Task goal —
Filter the records for lines holding the string "mention".

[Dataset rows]
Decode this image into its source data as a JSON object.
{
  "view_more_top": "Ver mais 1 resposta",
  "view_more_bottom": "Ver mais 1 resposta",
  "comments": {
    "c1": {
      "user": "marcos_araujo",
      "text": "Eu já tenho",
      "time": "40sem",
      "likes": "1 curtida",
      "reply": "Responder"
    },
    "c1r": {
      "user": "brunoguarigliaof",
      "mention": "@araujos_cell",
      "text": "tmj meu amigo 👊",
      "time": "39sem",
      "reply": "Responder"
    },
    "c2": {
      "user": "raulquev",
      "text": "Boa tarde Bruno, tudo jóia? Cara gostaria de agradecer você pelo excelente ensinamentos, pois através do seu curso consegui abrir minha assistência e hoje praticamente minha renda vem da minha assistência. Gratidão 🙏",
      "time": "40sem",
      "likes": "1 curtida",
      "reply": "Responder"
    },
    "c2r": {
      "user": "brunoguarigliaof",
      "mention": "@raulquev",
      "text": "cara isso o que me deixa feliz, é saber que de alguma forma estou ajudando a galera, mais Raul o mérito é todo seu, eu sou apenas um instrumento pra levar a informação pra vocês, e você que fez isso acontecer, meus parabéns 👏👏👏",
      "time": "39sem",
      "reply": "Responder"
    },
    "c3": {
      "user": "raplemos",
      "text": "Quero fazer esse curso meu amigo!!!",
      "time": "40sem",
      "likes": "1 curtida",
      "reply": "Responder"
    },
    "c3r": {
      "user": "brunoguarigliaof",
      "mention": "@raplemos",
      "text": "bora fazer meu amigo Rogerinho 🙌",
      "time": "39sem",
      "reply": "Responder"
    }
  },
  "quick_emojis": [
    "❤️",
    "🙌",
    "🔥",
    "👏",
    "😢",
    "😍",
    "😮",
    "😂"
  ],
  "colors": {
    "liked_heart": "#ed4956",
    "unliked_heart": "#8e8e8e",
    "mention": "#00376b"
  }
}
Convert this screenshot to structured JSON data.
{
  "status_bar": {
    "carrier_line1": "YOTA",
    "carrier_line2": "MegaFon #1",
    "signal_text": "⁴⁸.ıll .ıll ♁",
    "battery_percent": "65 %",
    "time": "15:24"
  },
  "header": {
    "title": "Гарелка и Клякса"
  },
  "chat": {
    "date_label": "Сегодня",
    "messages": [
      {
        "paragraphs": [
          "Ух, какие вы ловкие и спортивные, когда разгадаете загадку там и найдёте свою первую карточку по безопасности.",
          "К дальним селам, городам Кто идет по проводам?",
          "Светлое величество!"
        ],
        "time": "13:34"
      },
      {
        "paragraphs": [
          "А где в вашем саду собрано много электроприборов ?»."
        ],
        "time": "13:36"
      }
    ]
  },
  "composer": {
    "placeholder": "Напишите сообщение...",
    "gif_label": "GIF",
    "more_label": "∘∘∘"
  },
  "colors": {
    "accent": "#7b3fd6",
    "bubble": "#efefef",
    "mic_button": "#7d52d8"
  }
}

The output —
      "mention": "@araujos_cell",
      "mention": "@raulquev",
      "mention": "@raplemos",
    "mention": "#00376b"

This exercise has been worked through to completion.